_Exercise_
What is the number of lines in the data holding the word "KIDS"? Give that number by itself.

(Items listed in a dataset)
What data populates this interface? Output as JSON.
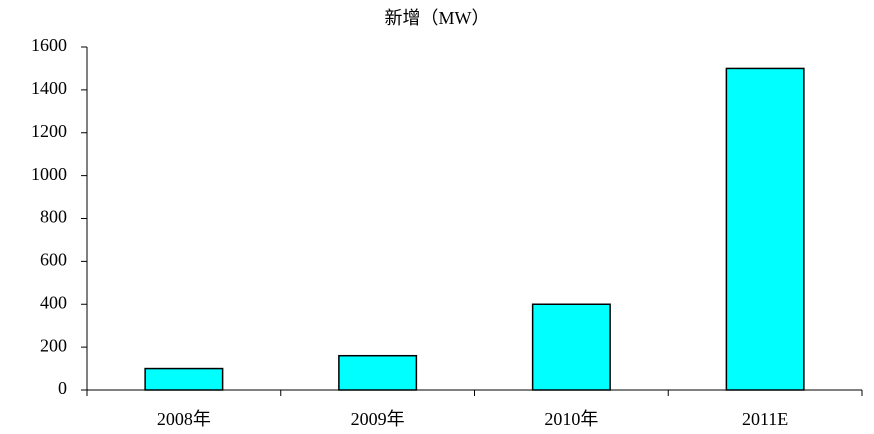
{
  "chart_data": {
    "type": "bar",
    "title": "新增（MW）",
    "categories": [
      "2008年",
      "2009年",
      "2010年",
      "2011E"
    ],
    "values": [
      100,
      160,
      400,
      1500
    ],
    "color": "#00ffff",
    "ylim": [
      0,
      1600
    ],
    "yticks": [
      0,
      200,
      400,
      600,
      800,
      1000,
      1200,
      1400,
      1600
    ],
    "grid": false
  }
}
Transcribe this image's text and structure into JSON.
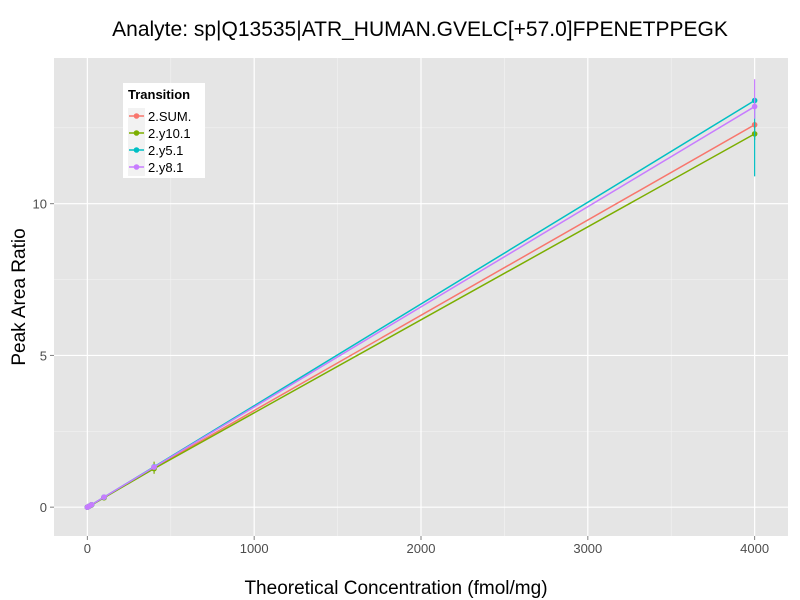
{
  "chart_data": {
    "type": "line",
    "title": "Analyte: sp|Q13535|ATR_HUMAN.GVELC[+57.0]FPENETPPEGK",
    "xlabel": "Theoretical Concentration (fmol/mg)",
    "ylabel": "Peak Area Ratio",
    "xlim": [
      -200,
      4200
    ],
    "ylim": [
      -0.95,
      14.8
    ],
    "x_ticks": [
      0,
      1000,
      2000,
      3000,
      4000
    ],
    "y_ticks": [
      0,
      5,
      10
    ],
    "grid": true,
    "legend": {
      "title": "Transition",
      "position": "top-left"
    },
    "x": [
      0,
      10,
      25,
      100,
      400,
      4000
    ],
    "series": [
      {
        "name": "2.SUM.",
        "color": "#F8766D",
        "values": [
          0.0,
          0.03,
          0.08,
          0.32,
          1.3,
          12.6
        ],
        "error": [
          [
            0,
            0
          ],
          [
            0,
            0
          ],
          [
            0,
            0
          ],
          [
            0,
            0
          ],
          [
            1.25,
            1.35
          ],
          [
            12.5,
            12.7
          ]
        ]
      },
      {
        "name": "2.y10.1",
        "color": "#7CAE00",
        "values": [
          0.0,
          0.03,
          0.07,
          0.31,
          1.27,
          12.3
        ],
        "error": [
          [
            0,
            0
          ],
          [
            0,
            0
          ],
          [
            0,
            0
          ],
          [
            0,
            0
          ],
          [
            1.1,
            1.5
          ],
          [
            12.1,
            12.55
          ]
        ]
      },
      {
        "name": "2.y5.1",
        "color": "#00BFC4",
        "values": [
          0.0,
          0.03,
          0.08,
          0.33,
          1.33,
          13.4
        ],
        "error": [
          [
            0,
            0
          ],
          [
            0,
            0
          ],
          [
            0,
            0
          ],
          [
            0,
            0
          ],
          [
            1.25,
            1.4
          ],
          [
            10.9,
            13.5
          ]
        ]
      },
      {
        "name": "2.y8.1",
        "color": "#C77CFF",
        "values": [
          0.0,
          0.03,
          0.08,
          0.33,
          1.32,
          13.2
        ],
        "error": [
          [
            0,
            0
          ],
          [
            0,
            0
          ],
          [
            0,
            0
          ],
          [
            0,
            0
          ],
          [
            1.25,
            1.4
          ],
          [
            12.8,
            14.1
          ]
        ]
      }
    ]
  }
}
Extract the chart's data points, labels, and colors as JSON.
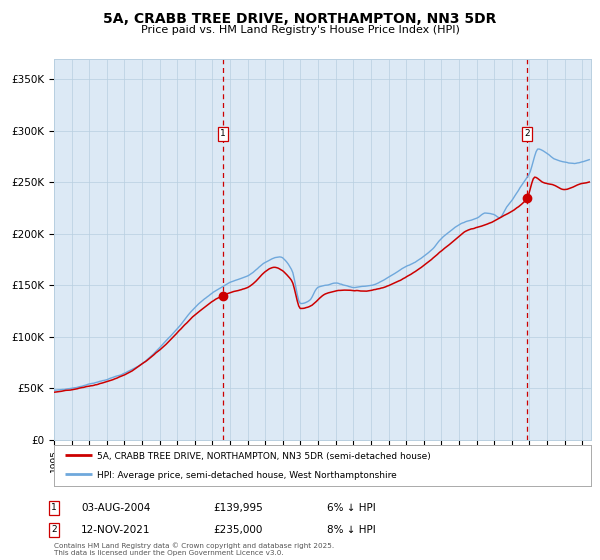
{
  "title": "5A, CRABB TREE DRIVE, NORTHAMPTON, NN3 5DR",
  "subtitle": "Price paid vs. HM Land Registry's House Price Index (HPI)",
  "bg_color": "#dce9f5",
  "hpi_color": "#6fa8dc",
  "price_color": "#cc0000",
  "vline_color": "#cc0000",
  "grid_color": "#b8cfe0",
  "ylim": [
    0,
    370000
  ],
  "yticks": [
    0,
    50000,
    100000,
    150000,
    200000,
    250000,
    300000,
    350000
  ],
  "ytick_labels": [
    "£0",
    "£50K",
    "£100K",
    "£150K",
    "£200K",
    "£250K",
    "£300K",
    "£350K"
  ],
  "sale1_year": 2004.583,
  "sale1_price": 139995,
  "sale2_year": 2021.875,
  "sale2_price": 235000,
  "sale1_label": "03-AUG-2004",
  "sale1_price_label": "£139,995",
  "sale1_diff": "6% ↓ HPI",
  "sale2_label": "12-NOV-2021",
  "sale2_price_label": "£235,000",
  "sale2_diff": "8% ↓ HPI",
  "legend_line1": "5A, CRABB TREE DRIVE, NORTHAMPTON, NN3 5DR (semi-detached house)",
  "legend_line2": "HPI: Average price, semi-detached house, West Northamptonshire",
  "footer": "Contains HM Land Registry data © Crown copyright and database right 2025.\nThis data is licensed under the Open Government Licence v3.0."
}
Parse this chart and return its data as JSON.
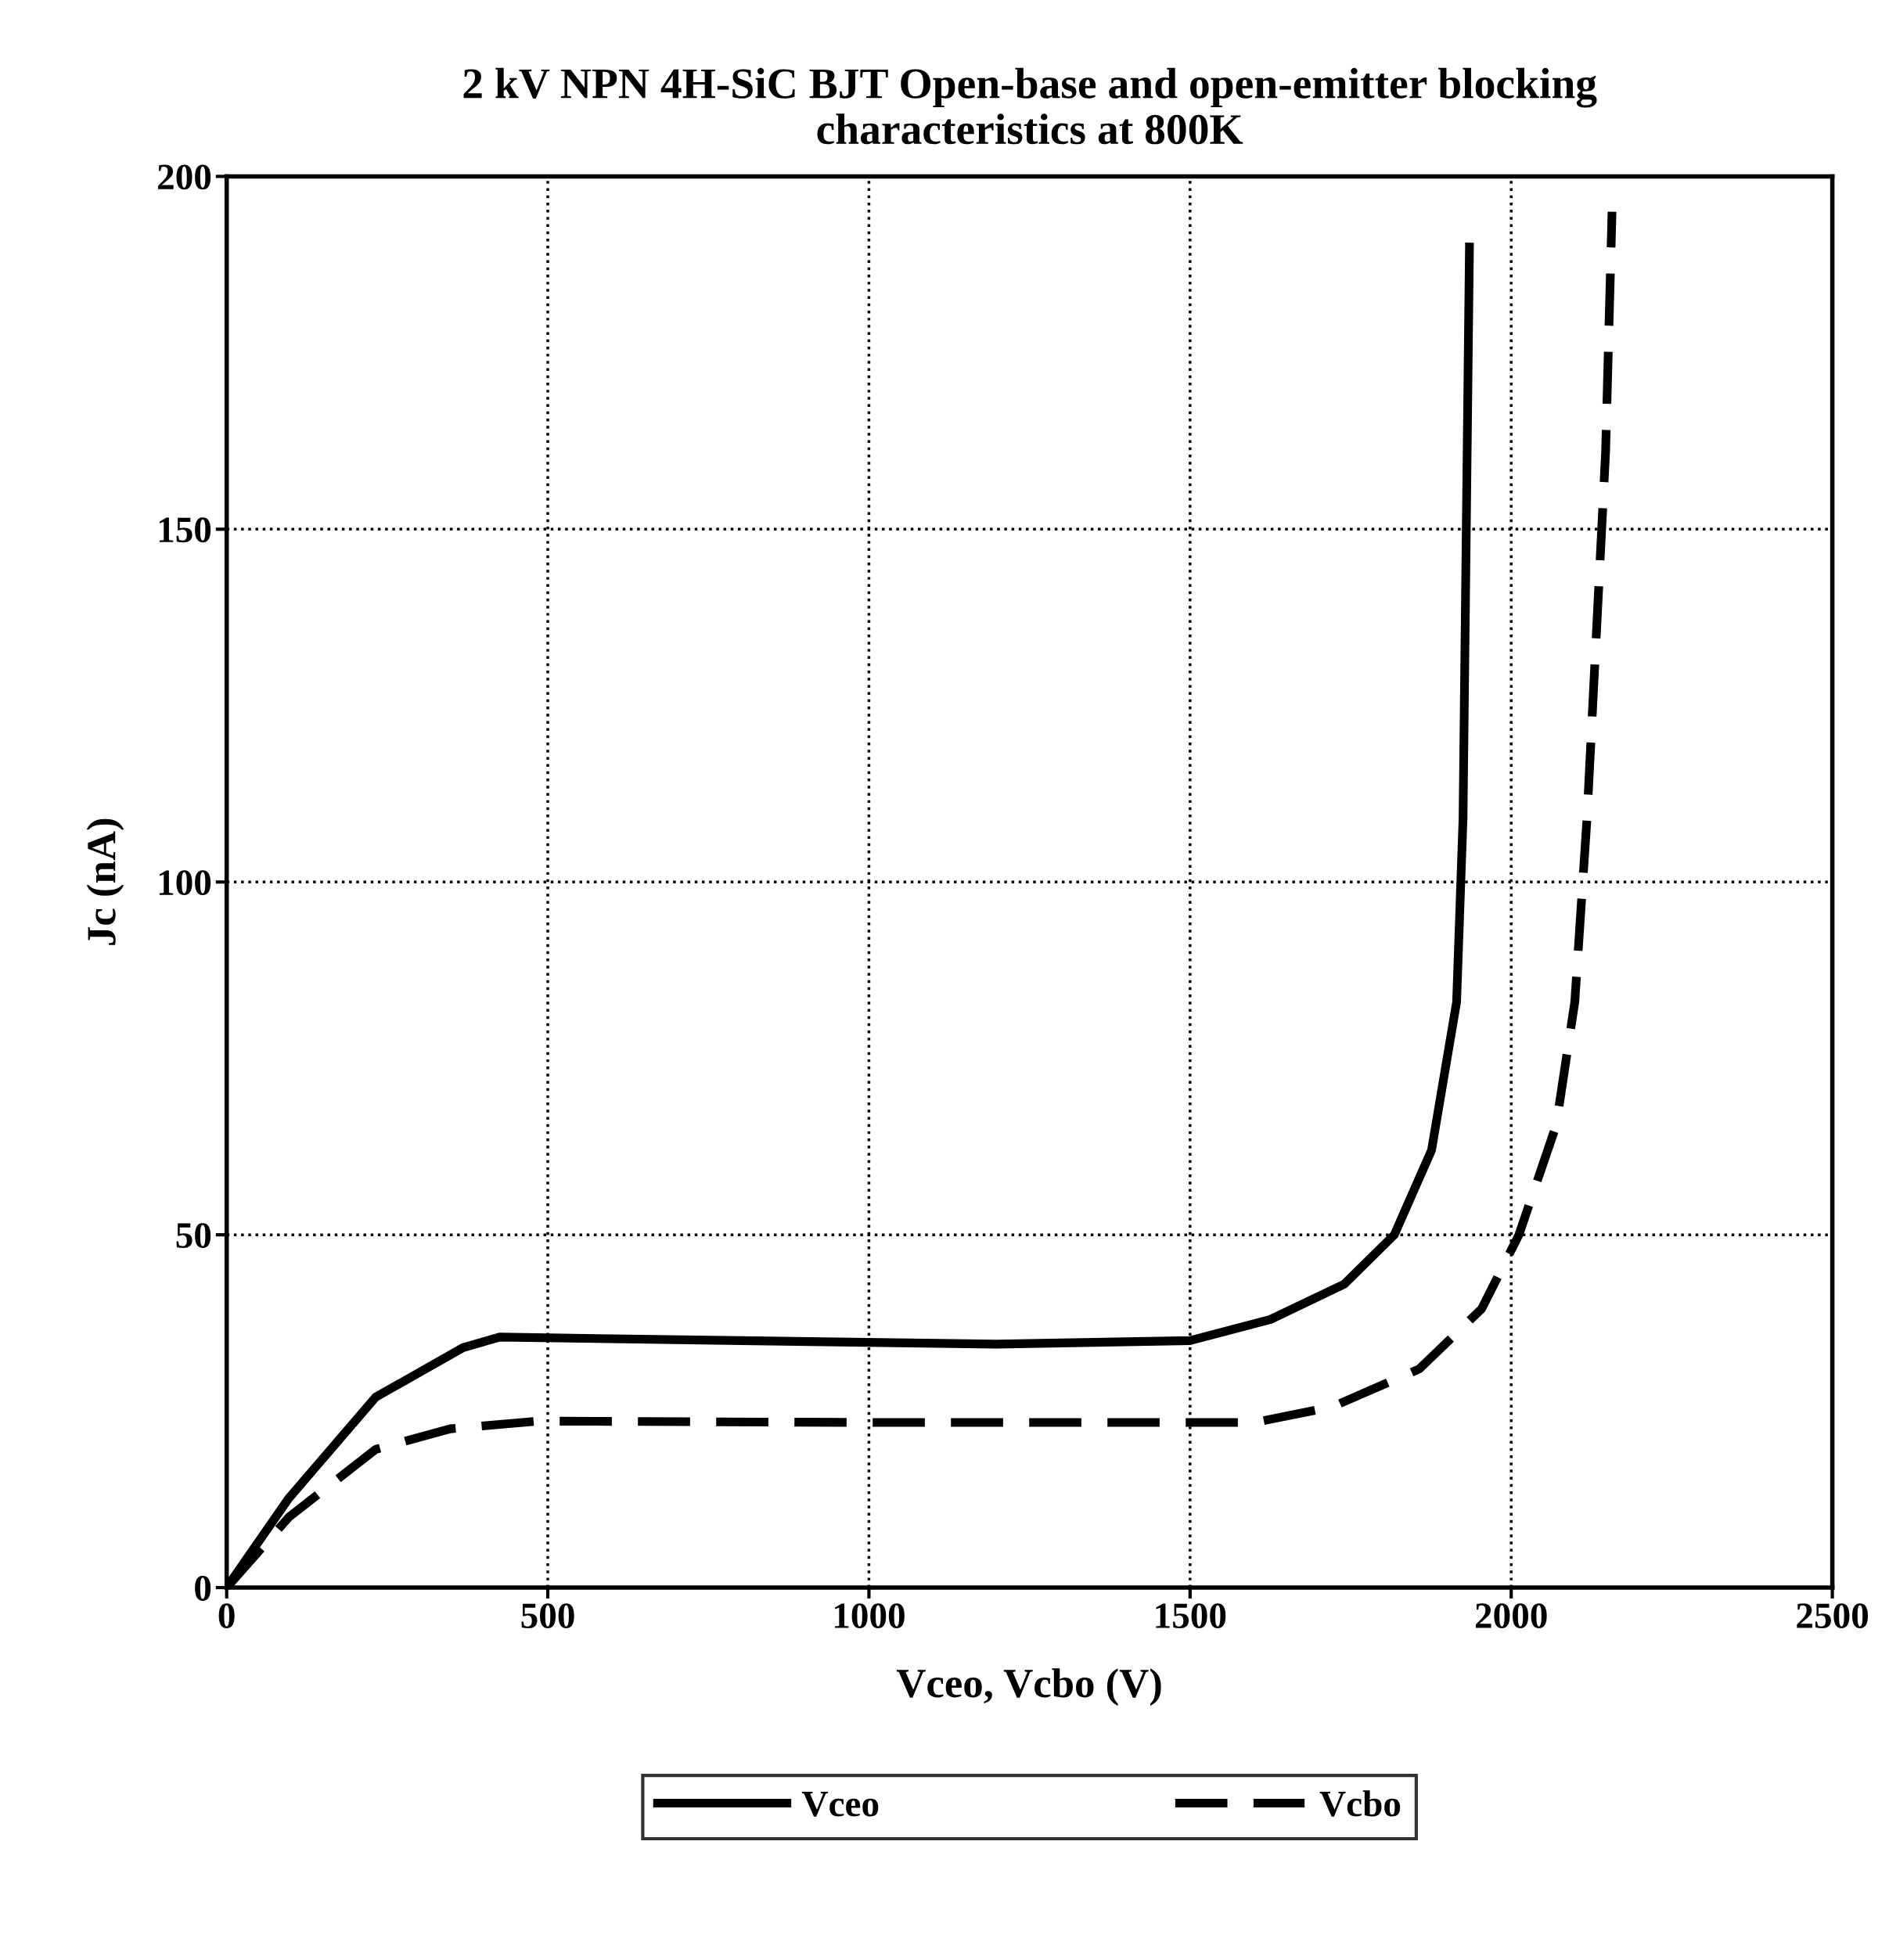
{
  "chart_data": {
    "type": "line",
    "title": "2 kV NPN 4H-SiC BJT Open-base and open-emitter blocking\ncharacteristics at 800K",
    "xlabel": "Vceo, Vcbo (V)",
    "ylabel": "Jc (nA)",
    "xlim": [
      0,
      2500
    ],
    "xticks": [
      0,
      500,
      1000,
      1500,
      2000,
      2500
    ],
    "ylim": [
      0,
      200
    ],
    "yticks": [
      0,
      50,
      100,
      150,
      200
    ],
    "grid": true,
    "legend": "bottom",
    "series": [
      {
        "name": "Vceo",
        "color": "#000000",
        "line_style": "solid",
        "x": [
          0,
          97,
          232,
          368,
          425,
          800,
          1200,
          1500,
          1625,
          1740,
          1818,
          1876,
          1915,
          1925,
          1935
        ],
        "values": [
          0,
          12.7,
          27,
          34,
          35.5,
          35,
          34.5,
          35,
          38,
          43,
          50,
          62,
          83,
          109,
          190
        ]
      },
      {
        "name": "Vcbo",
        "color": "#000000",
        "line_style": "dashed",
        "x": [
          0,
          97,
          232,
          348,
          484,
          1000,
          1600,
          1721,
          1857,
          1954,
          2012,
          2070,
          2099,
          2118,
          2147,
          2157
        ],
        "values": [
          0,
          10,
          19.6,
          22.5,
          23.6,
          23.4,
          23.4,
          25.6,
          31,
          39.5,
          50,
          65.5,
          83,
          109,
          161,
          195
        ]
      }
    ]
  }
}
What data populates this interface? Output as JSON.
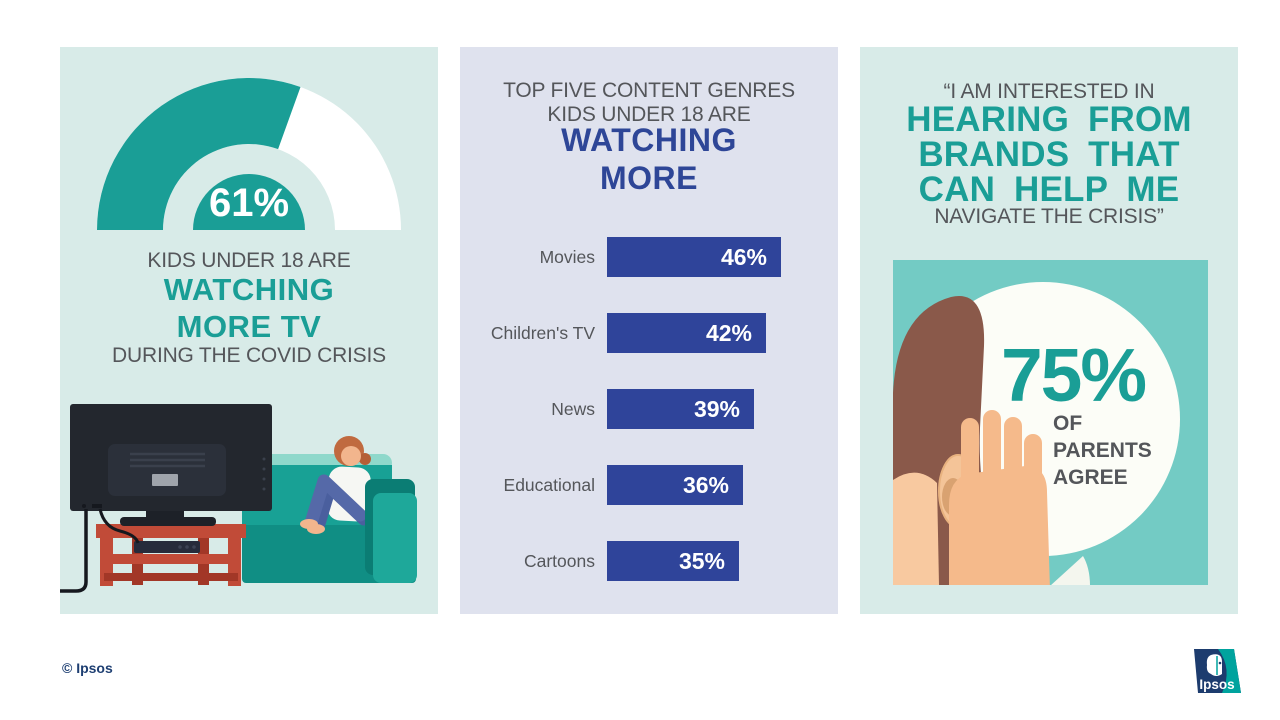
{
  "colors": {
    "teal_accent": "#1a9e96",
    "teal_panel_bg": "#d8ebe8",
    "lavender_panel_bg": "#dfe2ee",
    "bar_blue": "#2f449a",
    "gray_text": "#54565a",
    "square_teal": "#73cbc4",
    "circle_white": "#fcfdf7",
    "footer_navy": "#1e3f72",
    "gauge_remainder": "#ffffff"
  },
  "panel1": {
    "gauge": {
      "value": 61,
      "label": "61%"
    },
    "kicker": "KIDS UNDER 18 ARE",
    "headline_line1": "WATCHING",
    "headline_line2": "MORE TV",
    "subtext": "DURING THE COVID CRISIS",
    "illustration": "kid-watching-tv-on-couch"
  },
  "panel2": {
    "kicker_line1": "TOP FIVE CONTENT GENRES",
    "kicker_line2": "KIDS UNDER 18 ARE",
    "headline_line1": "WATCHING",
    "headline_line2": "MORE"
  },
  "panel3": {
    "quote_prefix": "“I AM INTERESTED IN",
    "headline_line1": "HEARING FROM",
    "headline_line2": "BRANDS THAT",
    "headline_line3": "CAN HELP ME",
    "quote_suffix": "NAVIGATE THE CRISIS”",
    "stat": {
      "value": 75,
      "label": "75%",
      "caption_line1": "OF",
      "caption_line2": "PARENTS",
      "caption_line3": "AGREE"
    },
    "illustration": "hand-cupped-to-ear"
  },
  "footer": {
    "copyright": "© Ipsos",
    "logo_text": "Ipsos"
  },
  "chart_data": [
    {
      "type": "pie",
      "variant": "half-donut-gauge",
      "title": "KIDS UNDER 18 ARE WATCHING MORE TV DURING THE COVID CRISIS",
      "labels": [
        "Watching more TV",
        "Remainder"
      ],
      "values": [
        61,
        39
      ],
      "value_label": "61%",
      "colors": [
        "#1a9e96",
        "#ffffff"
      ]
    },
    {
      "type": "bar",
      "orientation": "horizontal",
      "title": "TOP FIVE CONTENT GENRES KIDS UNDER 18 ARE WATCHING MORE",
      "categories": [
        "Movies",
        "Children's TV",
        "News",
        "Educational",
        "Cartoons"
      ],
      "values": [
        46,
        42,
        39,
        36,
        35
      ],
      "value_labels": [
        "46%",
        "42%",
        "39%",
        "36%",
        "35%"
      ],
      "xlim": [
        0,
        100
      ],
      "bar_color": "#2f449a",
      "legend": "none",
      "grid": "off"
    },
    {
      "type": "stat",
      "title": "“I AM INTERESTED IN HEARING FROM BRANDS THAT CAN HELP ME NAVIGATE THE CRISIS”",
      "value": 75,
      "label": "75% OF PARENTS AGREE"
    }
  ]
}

_Solution to the exercise_
4